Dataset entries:
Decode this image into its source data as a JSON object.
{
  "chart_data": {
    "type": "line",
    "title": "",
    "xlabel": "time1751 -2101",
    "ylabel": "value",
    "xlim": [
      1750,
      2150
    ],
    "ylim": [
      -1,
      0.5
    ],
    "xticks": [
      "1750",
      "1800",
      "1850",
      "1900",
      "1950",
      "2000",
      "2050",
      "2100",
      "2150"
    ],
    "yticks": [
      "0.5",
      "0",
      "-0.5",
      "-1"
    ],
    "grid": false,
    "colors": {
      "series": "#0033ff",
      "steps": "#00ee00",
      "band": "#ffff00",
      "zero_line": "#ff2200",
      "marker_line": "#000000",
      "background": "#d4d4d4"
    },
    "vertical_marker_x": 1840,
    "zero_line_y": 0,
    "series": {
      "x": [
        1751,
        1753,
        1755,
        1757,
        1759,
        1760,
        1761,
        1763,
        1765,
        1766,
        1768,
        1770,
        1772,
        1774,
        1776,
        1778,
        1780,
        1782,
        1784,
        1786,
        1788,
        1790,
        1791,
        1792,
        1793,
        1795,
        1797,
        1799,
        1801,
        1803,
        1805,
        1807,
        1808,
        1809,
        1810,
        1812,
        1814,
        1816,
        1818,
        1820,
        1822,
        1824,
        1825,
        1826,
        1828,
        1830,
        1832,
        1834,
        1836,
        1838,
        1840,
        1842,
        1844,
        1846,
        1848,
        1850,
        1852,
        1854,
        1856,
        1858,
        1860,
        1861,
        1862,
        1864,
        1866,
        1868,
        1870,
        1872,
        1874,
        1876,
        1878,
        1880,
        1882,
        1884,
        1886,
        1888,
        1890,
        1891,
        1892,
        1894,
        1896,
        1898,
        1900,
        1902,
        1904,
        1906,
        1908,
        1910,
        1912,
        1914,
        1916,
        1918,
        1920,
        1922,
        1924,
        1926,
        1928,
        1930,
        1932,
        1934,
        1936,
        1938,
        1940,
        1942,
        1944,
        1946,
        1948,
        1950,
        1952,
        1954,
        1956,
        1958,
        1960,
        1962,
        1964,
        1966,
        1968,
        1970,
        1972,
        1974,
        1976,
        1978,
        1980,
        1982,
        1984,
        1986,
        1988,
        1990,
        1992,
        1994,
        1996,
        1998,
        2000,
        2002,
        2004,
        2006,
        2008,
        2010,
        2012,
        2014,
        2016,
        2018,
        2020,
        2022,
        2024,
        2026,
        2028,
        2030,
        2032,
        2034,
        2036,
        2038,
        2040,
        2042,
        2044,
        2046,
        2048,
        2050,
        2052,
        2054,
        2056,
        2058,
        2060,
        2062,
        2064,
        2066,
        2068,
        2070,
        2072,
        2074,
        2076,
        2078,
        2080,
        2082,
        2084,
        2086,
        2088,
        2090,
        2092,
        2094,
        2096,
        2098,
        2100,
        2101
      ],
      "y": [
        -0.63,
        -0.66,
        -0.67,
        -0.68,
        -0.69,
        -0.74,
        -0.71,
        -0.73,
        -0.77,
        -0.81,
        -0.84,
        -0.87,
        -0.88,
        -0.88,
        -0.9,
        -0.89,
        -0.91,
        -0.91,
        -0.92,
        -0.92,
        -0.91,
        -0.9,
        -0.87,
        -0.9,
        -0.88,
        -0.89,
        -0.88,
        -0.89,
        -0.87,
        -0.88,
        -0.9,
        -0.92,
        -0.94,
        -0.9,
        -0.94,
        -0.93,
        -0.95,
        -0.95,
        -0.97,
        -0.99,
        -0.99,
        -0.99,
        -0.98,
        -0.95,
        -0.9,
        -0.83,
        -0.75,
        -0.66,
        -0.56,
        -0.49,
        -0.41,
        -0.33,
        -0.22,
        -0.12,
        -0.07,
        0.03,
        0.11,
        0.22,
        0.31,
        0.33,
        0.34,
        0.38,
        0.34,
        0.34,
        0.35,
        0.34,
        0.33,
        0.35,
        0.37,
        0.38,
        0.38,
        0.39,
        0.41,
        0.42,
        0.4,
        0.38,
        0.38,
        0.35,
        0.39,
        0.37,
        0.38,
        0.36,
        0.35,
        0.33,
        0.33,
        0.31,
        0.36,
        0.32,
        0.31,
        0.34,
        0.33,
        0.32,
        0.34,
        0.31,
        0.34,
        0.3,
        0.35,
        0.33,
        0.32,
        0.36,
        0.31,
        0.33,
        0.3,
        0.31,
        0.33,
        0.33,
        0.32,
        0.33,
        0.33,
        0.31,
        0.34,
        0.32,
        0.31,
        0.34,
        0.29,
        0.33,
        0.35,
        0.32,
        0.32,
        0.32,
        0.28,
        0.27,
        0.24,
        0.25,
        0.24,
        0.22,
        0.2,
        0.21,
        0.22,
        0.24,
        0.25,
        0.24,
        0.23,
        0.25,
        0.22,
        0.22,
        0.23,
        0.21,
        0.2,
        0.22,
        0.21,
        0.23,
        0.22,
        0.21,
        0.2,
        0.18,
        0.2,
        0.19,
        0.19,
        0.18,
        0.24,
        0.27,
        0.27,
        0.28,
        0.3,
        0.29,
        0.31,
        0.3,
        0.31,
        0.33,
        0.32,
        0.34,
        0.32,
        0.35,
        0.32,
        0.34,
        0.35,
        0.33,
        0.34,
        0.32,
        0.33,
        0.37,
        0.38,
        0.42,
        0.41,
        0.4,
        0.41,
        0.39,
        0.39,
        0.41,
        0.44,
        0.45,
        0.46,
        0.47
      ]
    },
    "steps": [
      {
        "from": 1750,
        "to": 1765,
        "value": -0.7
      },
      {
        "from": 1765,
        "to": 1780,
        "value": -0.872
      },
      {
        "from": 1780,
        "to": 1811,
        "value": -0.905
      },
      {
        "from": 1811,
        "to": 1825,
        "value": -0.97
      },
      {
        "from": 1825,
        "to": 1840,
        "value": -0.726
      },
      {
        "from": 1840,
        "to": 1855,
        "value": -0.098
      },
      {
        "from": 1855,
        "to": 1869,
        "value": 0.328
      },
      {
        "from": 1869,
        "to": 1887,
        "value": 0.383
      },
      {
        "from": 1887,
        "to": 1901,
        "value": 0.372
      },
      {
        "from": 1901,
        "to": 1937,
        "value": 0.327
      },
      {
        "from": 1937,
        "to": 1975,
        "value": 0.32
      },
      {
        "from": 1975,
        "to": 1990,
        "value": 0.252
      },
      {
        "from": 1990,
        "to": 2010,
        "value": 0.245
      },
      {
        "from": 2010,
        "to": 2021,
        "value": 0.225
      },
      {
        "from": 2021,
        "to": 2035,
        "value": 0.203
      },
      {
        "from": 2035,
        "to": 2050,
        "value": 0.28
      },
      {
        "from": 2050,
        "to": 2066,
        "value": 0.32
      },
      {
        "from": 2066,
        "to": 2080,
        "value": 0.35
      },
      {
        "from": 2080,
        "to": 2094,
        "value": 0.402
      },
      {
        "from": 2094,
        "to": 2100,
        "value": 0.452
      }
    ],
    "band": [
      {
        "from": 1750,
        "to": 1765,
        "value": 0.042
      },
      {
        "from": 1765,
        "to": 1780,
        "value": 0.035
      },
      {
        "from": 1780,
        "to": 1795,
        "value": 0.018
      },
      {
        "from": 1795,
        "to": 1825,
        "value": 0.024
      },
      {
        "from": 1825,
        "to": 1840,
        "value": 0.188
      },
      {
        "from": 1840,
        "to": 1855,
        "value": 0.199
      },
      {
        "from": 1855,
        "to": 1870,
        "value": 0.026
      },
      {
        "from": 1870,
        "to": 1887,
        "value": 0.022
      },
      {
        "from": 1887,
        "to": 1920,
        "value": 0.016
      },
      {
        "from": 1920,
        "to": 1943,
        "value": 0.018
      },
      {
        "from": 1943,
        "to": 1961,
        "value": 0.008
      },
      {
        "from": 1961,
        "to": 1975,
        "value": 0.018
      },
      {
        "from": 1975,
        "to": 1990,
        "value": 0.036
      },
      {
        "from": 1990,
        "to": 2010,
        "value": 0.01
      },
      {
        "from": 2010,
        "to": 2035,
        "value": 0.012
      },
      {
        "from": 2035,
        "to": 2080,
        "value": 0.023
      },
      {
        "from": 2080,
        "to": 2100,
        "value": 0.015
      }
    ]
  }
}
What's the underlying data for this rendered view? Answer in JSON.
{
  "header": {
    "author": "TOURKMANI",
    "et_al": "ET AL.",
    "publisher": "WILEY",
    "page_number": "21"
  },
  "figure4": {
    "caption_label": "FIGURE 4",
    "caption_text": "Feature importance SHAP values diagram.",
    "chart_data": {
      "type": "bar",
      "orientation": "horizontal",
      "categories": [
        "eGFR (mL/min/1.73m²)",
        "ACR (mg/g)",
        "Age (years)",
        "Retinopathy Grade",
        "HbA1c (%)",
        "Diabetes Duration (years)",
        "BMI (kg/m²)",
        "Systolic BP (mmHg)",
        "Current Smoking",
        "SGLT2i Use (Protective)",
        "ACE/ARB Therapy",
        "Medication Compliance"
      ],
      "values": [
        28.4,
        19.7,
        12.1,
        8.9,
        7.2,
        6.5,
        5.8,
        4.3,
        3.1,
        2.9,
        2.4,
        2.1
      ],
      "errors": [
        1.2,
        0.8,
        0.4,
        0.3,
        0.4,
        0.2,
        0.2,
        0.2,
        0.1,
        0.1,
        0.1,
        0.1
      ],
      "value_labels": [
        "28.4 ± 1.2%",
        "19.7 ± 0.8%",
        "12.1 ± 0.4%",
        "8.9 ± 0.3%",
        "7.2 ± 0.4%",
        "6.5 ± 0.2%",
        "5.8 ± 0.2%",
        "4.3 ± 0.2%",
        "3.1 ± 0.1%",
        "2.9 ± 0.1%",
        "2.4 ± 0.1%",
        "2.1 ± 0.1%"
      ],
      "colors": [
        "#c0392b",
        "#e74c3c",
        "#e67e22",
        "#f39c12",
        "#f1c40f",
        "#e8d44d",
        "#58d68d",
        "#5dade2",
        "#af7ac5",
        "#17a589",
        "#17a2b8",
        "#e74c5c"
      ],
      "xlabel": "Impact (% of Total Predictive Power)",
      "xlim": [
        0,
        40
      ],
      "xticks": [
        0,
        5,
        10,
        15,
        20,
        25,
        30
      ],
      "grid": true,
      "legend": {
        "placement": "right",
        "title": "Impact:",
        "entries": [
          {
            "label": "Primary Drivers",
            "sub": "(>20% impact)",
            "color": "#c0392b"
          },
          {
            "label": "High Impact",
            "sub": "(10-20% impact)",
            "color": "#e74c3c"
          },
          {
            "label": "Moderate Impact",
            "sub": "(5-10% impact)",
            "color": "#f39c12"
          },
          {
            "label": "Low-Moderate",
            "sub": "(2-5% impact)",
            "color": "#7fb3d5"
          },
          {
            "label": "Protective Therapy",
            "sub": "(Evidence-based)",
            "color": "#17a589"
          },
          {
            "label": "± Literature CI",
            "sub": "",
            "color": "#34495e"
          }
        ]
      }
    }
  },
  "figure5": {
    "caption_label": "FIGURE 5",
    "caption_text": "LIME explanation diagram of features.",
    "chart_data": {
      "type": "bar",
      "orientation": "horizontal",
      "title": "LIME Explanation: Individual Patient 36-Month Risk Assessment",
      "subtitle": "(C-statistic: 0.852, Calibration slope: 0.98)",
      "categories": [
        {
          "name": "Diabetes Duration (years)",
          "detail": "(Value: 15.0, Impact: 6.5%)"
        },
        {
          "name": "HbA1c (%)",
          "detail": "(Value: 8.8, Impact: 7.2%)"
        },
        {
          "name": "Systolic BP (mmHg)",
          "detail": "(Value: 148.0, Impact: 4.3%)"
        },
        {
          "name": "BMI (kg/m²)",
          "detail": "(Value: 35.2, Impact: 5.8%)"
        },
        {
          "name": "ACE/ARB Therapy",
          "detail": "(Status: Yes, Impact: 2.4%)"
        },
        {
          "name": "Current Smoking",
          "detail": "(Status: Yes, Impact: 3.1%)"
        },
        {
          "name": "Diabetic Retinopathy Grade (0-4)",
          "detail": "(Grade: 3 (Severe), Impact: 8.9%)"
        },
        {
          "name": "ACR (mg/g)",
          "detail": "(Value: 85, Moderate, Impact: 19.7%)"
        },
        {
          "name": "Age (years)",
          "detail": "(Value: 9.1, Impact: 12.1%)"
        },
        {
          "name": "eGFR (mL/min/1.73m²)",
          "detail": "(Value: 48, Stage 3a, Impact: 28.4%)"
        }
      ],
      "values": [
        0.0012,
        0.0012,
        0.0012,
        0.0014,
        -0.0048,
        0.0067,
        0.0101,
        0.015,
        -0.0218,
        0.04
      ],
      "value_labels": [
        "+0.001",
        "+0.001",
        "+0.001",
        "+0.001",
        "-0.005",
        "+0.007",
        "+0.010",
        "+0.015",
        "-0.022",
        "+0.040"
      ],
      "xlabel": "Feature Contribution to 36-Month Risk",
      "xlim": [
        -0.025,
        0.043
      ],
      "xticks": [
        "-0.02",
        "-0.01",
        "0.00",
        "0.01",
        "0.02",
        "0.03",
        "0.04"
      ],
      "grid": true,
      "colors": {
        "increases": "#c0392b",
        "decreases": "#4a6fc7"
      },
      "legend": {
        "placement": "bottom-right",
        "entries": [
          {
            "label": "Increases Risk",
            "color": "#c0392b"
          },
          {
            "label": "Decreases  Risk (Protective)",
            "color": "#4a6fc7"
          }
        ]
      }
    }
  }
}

# [EXERCISE GOAL]
Pick out each line containing the string "LIME" and copy it.

# [SOLUTION]
    "caption_text": "LIME explanation diagram of features.",
      "title": "LIME Explanation: Individual Patient 36-Month Risk Assessment",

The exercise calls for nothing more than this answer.